§ Direction:
Below are some entries. Work out how many of their lines hold the word "était", and write that number alone.
*** The input ***
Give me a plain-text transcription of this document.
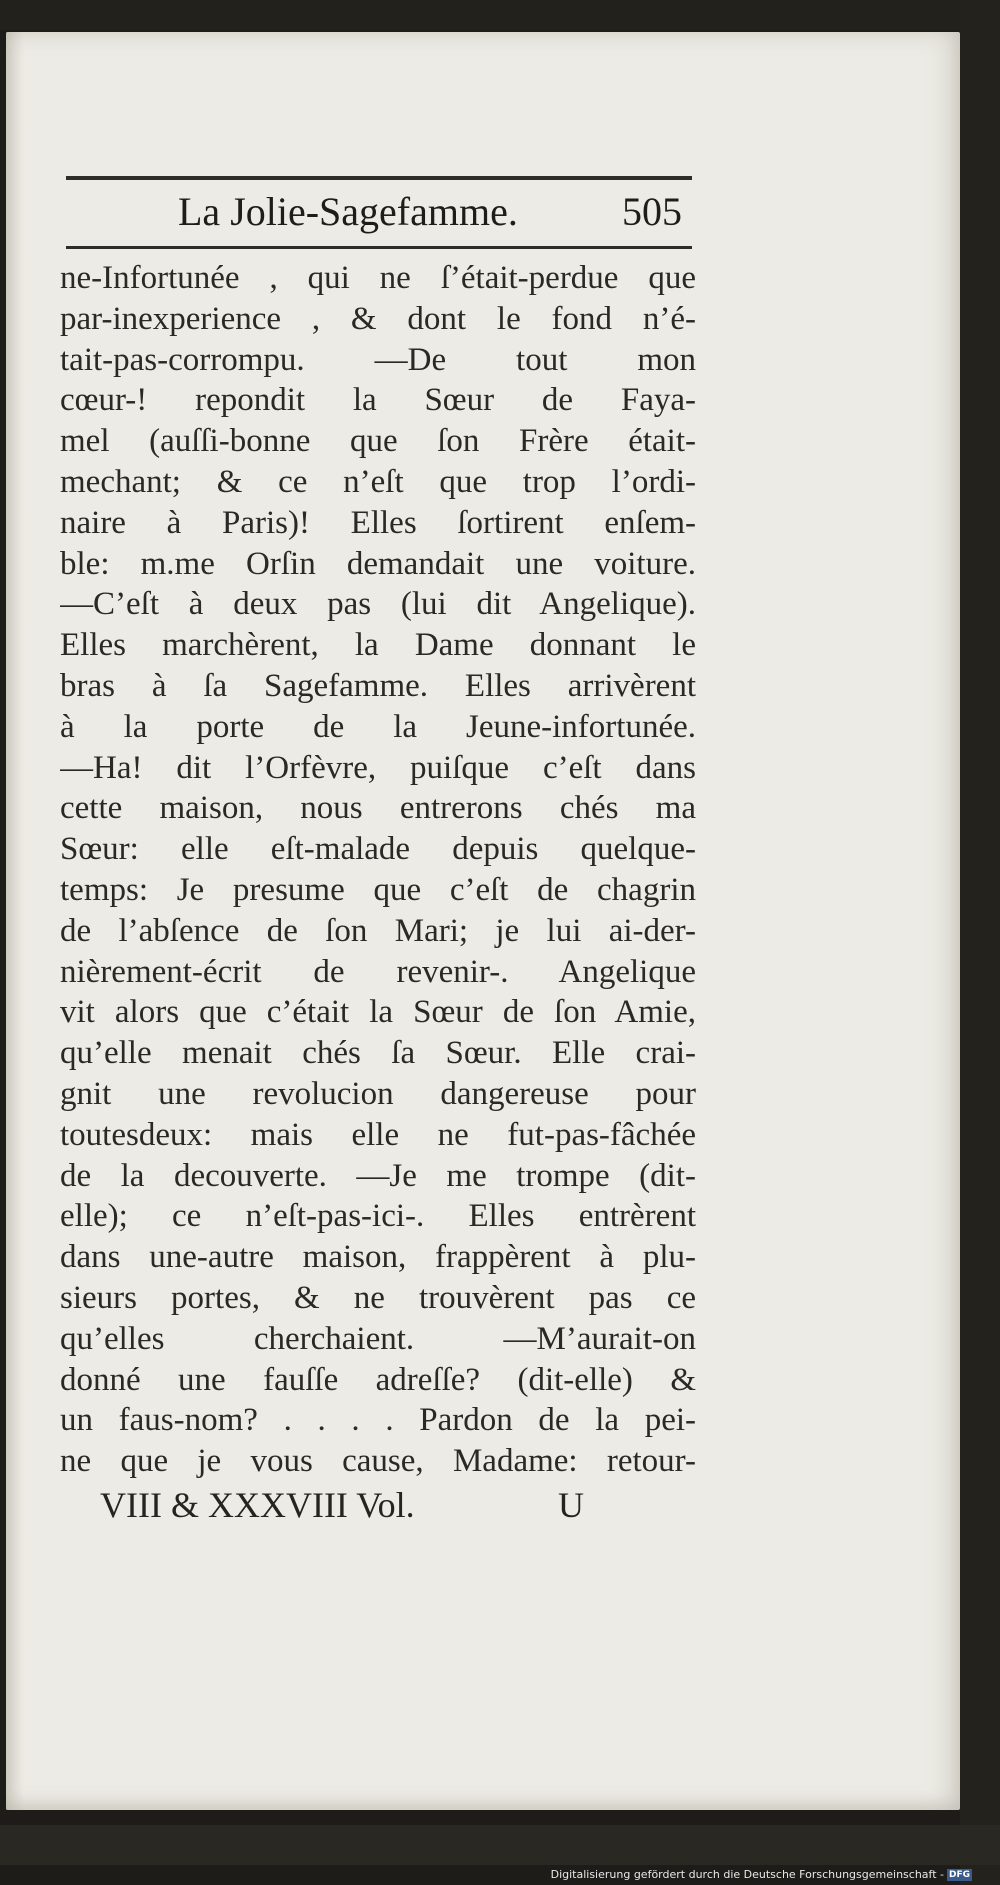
La Jolie-Sagefamme.	505
ne-Infortunée , qui ne ſ’était-perdue que
par-inexperience , & dont le fond n’é-
tait-pas-corrompu. —De tout mon
cœur-! repondit la Sœur de Faya-
mel (auſſi-bonne que ſon Frère était-
mechant; & ce n’eſt que trop l’ordi-
naire à Paris)! Elles ſortirent enſem-
ble: m.me Orſin demandait une voiture.
—C’eſt à deux pas (lui dit Angelique).
Elles marchèrent, la Dame donnant le
bras à ſa Sagefamme. Elles arrivèrent
à la porte de la Jeune-infortunée.
—Ha! dit l’Orfèvre, puiſque c’eſt dans
cette maison, nous entrerons chés ma
Sœur: elle eſt-malade depuis quelque-
temps: Je presume que c’eſt de chagrin
de l’abſence de ſon Mari; je lui ai-der-
nièrement-écrit de revenir-. Angelique
vit alors que c’était la Sœur de ſon Amie,
qu’elle menait chés ſa Sœur. Elle crai-
gnit une revolucion dangereuse pour
toutesdeux: mais elle ne fut-pas-fâchée
de la decouverte. —Je me trompe (dit-
elle); ce n’eſt-pas-ici-. Elles entrèrent
dans une-autre maison, frappèrent à plu-
sieurs portes, & ne trouvèrent pas ce
qu’elles cherchaient. —M’aurait-on
donné une fauſſe adreſſe? (dit-elle) &
un faus-nom? . . . . Pardon de la pei-
ne que je vous cause, Madame: retour-
VIII & XXXVIII Vol.	U
Digitalisierung gefördert durch die Deutsche Forschungsgemeinschaft - DFG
***
§ Finished task:
3